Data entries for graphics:
★ ★ ★ ★ ★

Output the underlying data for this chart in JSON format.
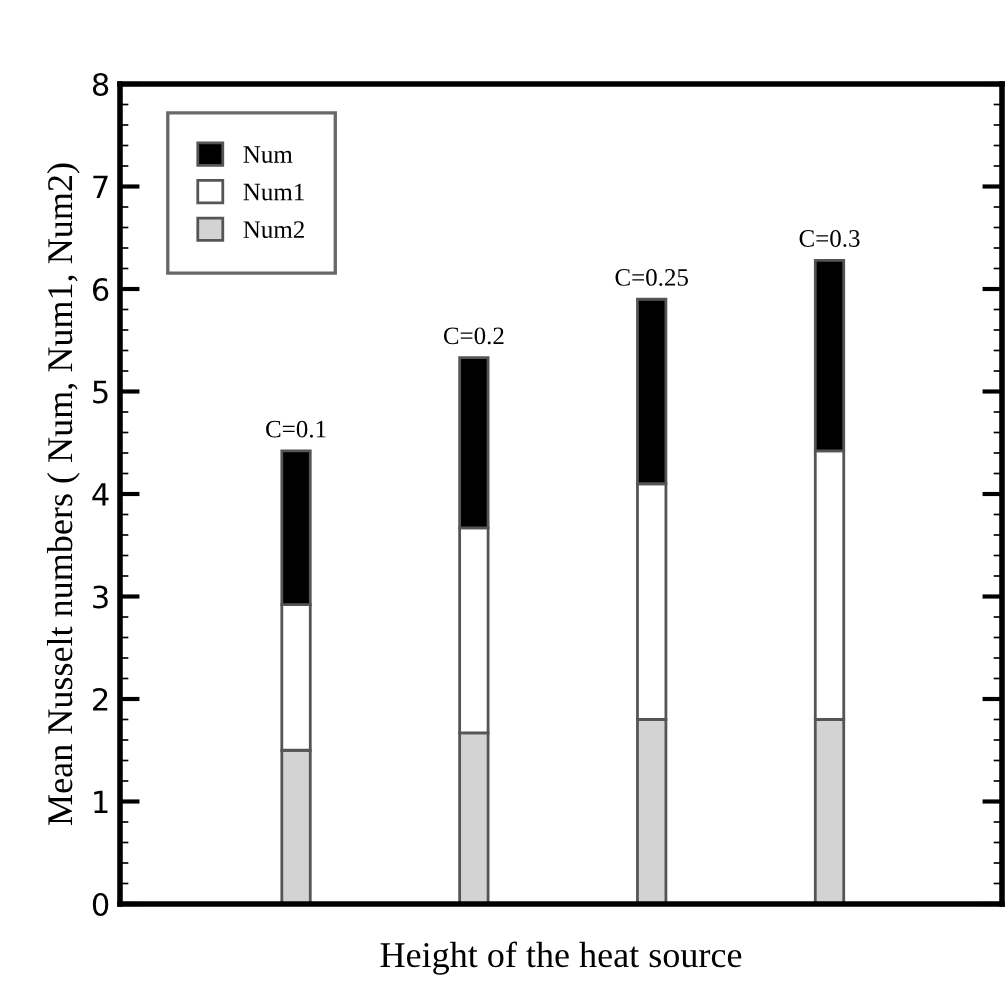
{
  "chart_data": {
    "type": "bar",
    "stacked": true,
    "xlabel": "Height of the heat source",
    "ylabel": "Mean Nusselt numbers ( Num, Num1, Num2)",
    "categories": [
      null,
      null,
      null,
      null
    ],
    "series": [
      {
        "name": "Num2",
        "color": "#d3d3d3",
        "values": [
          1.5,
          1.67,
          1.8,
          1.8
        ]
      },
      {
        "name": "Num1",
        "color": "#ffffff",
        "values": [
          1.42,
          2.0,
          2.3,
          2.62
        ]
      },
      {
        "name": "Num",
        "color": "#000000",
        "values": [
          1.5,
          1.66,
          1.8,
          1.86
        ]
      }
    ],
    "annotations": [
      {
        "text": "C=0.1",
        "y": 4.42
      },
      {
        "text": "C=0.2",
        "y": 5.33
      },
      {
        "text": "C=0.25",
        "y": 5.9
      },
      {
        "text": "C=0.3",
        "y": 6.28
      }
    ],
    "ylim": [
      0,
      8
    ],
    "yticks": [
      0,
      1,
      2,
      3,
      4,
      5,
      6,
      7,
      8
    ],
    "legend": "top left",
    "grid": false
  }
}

★ ★ ★ ★ ★

__WRITTEN REQUEST__
Write out again every line above exactly as given; the pictures do not belong in the copy.

__WRITTEN REPLY__
Output the underlying data for this chart in JSON format.
{
  "chart_data": {
    "type": "bar",
    "stacked": true,
    "xlabel": "Height of the heat source",
    "ylabel": "Mean Nusselt numbers ( Num, Num1, Num2)",
    "categories": [
      null,
      null,
      null,
      null
    ],
    "series": [
      {
        "name": "Num2",
        "color": "#d3d3d3",
        "values": [
          1.5,
          1.67,
          1.8,
          1.8
        ]
      },
      {
        "name": "Num1",
        "color": "#ffffff",
        "values": [
          1.42,
          2.0,
          2.3,
          2.62
        ]
      },
      {
        "name": "Num",
        "color": "#000000",
        "values": [
          1.5,
          1.66,
          1.8,
          1.86
        ]
      }
    ],
    "annotations": [
      {
        "text": "C=0.1",
        "y": 4.42
      },
      {
        "text": "C=0.2",
        "y": 5.33
      },
      {
        "text": "C=0.25",
        "y": 5.9
      },
      {
        "text": "C=0.3",
        "y": 6.28
      }
    ],
    "ylim": [
      0,
      8
    ],
    "yticks": [
      0,
      1,
      2,
      3,
      4,
      5,
      6,
      7,
      8
    ],
    "legend": "top left",
    "grid": false
  }
}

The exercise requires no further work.